DIRECTIONS –
Each record below must be returned exactly as shown.

THE INPUT –
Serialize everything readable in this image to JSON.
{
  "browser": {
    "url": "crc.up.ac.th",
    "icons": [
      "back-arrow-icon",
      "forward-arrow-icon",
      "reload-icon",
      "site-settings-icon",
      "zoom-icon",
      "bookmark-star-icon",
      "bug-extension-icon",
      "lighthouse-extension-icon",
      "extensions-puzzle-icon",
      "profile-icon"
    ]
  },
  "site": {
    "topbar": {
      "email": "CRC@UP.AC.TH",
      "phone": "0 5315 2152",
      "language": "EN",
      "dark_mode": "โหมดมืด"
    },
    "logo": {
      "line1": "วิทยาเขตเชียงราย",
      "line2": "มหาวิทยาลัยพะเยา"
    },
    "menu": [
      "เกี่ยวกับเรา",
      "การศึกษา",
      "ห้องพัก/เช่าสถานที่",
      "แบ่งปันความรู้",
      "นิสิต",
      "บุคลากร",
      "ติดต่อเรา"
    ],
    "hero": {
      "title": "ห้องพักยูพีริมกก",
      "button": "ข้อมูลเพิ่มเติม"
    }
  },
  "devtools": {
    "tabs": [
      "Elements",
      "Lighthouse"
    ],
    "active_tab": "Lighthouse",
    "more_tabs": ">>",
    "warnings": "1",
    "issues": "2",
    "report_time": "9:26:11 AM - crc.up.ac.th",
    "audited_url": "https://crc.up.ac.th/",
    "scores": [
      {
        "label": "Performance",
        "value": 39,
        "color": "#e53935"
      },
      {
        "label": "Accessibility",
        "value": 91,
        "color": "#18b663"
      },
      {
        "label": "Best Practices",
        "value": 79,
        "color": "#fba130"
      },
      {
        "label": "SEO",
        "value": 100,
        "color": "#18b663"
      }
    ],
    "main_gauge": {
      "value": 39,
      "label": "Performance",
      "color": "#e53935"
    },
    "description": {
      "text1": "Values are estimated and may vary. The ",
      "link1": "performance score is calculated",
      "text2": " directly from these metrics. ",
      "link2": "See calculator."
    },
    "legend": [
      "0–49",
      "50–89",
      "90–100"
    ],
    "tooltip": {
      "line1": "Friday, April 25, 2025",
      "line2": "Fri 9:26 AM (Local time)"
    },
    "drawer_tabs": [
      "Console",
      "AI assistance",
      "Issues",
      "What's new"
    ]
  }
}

SOLVED PROBLEM –
Serialize everything readable in this image to JSON.
{
  "browser": {
    "url": "crc.up.ac.th",
    "icons": [
      "back-arrow-icon",
      "forward-arrow-icon",
      "reload-icon",
      "site-settings-icon",
      "zoom-icon",
      "bookmark-star-icon",
      "bug-extension-icon",
      "lighthouse-extension-icon",
      "extensions-puzzle-icon",
      "profile-icon"
    ]
  },
  "site": {
    "topbar": {
      "email": "CRC@UP.AC.TH",
      "phone": "0 5315 2152",
      "language": "EN",
      "dark_mode": "โหมดมืด"
    },
    "logo": {
      "line1": "วิทยาเขตเชียงราย",
      "line2": "มหาวิทยาลัยพะเยา"
    },
    "menu": [
      "เกี่ยวกับเรา",
      "การศึกษา",
      "ห้องพัก/เช่าสถานที่",
      "แบ่งปันความรู้",
      "นิสิต",
      "บุคลากร",
      "ติดต่อเรา"
    ],
    "hero": {
      "title": "ห้องพักยูพีริมกก",
      "button": "ข้อมูลเพิ่มเติม"
    }
  },
  "devtools": {
    "tabs": [
      "Elements",
      "Lighthouse"
    ],
    "active_tab": "Lighthouse",
    "more_tabs": ">>",
    "warnings": "1",
    "issues": "2",
    "report_time": "9:26:11 AM - crc.up.ac.th",
    "audited_url": "https://crc.up.ac.th/",
    "scores": [
      {
        "label": "Performance",
        "value": 39,
        "color": "#e53935"
      },
      {
        "label": "Accessibility",
        "value": 91,
        "color": "#18b663"
      },
      {
        "label": "Best Practices",
        "value": 79,
        "color": "#fba130"
      },
      {
        "label": "SEO",
        "value": 100,
        "color": "#18b663"
      }
    ],
    "main_gauge": {
      "value": 39,
      "label": "Performance",
      "color": "#e53935"
    },
    "description": {
      "text1": "Values are estimated and may vary. The ",
      "link1": "performance score is calculated",
      "text2": " directly from these metrics. ",
      "link2": "See calculator."
    },
    "legend": [
      "0–49",
      "50–89",
      "90–100"
    ],
    "tooltip": {
      "line1": "Friday, April 25, 2025",
      "line2": "Fri 9:26 AM (Local time)"
    },
    "drawer_tabs": [
      "Console",
      "AI assistance",
      "Issues",
      "What's new"
    ]
  }
}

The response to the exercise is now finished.